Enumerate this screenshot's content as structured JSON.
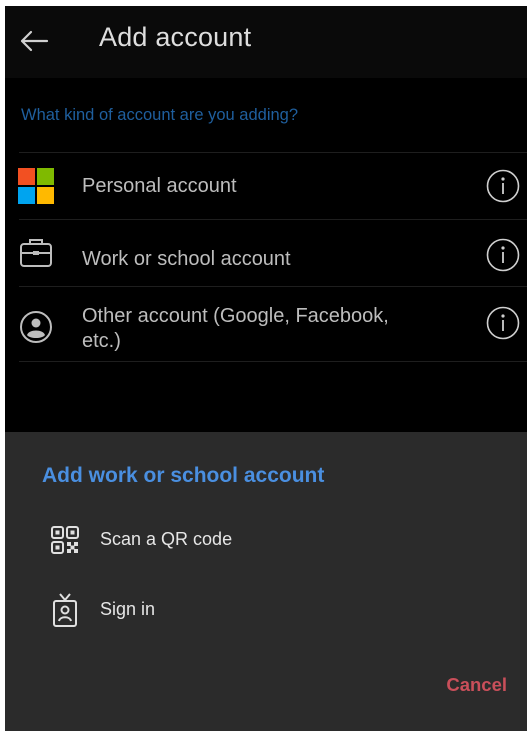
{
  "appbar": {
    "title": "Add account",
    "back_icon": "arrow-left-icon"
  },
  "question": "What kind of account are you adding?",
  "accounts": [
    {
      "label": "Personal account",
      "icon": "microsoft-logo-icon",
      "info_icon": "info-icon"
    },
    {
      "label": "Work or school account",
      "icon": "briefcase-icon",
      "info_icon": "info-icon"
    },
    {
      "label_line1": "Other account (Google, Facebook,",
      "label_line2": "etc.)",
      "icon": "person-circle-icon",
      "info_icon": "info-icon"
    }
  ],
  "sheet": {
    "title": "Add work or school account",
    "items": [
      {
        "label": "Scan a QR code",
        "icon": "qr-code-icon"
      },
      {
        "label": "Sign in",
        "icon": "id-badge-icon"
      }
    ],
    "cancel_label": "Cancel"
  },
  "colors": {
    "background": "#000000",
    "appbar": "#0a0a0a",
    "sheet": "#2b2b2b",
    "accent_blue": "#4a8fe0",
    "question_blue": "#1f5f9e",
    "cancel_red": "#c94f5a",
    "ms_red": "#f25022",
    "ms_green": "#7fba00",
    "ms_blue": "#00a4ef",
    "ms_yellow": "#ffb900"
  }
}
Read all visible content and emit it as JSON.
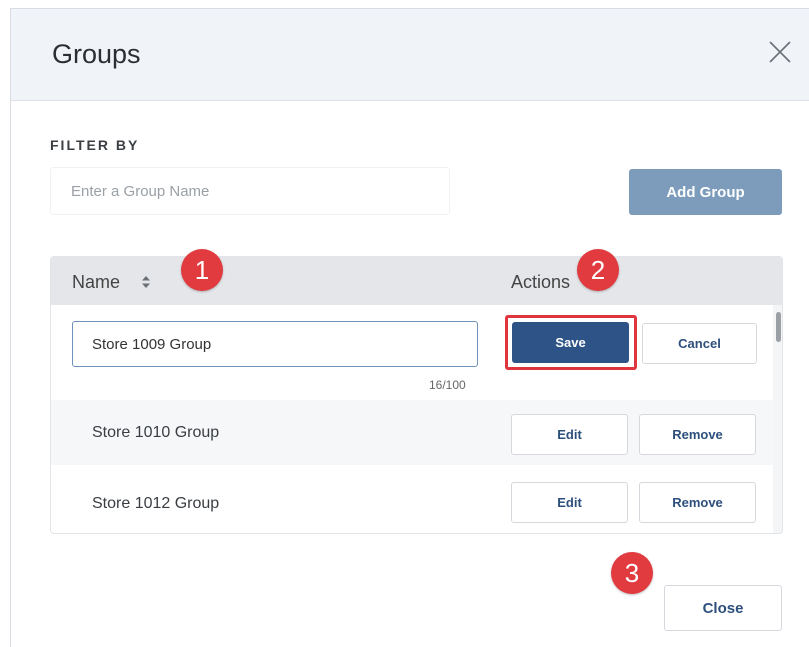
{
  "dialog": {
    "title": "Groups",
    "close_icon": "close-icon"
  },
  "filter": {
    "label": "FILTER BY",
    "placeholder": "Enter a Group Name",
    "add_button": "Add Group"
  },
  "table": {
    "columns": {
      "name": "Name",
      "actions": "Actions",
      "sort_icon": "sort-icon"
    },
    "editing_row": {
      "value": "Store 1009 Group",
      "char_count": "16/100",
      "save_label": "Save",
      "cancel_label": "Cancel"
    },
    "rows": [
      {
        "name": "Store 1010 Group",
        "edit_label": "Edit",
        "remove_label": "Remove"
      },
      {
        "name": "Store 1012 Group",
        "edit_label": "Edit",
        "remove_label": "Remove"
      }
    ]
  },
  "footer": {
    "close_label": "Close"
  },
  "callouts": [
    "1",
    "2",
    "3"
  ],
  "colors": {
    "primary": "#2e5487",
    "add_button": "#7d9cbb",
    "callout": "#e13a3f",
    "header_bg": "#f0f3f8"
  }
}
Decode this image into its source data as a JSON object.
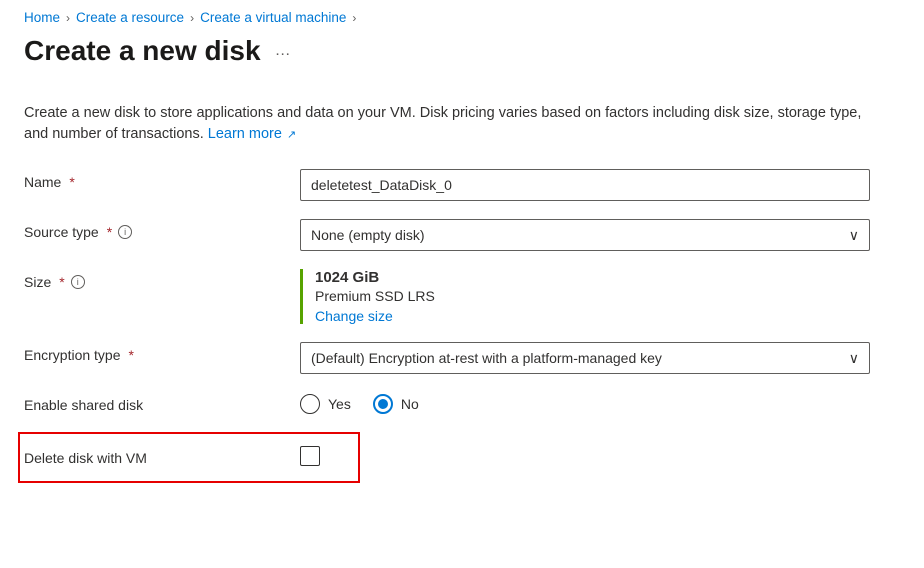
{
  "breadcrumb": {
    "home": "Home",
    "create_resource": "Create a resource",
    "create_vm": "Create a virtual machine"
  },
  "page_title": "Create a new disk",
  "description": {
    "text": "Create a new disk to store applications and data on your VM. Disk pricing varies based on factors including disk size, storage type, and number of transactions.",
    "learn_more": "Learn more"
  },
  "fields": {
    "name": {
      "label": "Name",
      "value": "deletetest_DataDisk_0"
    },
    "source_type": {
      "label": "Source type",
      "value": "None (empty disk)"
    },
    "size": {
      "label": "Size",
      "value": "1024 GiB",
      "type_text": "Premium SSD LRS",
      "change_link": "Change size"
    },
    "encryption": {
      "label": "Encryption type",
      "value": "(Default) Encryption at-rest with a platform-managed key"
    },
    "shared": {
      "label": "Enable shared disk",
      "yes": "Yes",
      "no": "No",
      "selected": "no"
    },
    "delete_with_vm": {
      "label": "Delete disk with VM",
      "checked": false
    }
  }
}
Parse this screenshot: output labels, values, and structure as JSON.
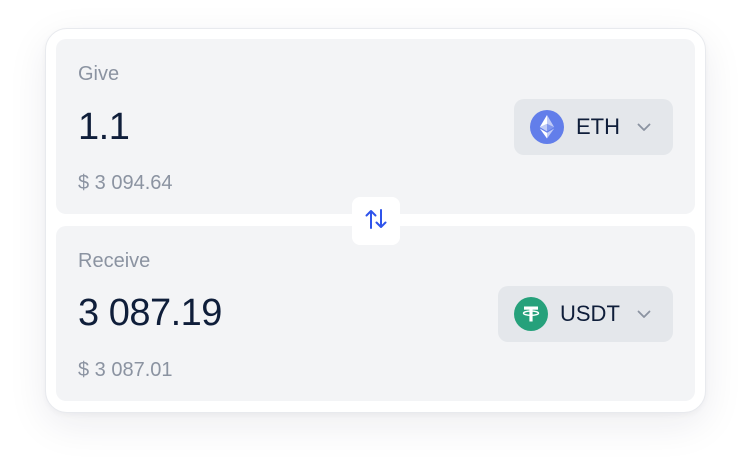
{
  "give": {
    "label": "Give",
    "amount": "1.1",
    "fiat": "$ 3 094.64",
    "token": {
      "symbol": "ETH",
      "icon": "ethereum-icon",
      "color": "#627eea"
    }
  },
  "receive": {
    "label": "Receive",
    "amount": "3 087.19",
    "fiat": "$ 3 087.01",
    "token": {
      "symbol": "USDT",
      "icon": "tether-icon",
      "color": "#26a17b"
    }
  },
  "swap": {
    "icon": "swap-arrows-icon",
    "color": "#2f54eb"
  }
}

• [Exercise objective]: Among the lines of the data, identify those with the word "school". Copy each of them.

• [Solution]:
      "label": "Work or school account",
    "title": "Add work or school account",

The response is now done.